### Task prompt
Every entry below should be printed exactly, without its images.
* * * * * * * * *
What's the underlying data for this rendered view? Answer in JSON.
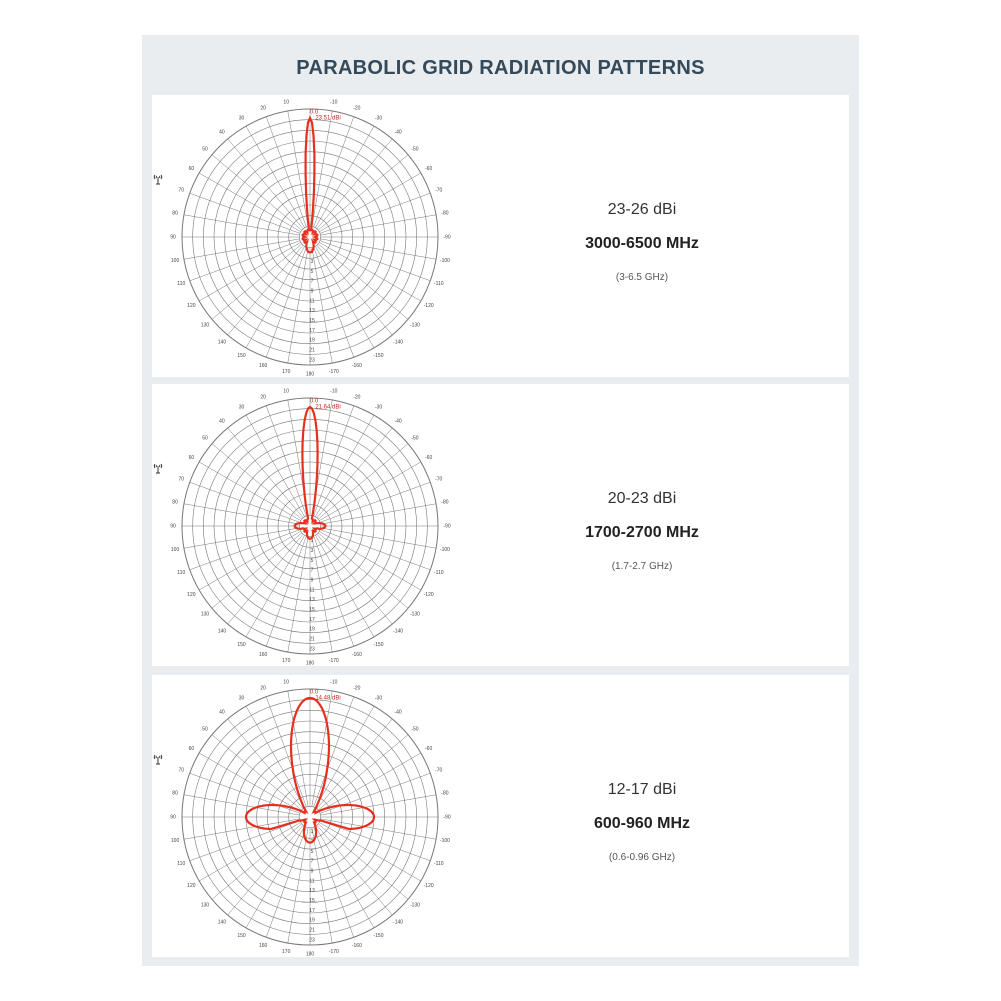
{
  "title": "PARABOLIC GRID RADIATION PATTERNS",
  "polar_grid": {
    "angle_labels": [
      10,
      20,
      30,
      40,
      50,
      60,
      70,
      80,
      90,
      100,
      110,
      120,
      130,
      140,
      150,
      160,
      170,
      180,
      -10,
      -20,
      -30,
      -40,
      -50,
      -60,
      -70,
      -80,
      -90,
      -100,
      -110,
      -120,
      -130,
      -140,
      -150,
      -160,
      -170
    ],
    "ring_labels": [
      1,
      3,
      5,
      7,
      9,
      11,
      13,
      15,
      17,
      19,
      21,
      23
    ]
  },
  "panels": [
    {
      "peak_angle": "0.0",
      "peak_gain": "23.51 dBi",
      "gain": "23-26 dBi",
      "frequency": "3000-6500 MHz",
      "frequency_ghz": "(3-6.5 GHz)"
    },
    {
      "peak_angle": "0.0",
      "peak_gain": "21.64 dBi",
      "gain": "20-23 dBi",
      "frequency": "1700-2700 MHz",
      "frequency_ghz": "(1.7-2.7 GHz)"
    },
    {
      "peak_angle": "0.0",
      "peak_gain": "14.48 dBi",
      "gain": "12-17 dBi",
      "frequency": "600-960 MHz",
      "frequency_ghz": "(0.6-0.96 GHz)"
    }
  ]
}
* * * * * * * * *
### Written solution
What's the underlying data for this rendered view? Answer in JSON.
{
  "title": "PARABOLIC GRID RADIATION PATTERNS",
  "polar_grid": {
    "angle_labels": [
      10,
      20,
      30,
      40,
      50,
      60,
      70,
      80,
      90,
      100,
      110,
      120,
      130,
      140,
      150,
      160,
      170,
      180,
      -10,
      -20,
      -30,
      -40,
      -50,
      -60,
      -70,
      -80,
      -90,
      -100,
      -110,
      -120,
      -130,
      -140,
      -150,
      -160,
      -170
    ],
    "ring_labels": [
      1,
      3,
      5,
      7,
      9,
      11,
      13,
      15,
      17,
      19,
      21,
      23
    ]
  },
  "panels": [
    {
      "peak_angle": "0.0",
      "peak_gain": "23.51 dBi",
      "gain": "23-26 dBi",
      "frequency": "3000-6500 MHz",
      "frequency_ghz": "(3-6.5 GHz)"
    },
    {
      "peak_angle": "0.0",
      "peak_gain": "21.64 dBi",
      "gain": "20-23 dBi",
      "frequency": "1700-2700 MHz",
      "frequency_ghz": "(1.7-2.7 GHz)"
    },
    {
      "peak_angle": "0.0",
      "peak_gain": "14.48 dBi",
      "gain": "12-17 dBi",
      "frequency": "600-960 MHz",
      "frequency_ghz": "(0.6-0.96 GHz)"
    }
  ]
}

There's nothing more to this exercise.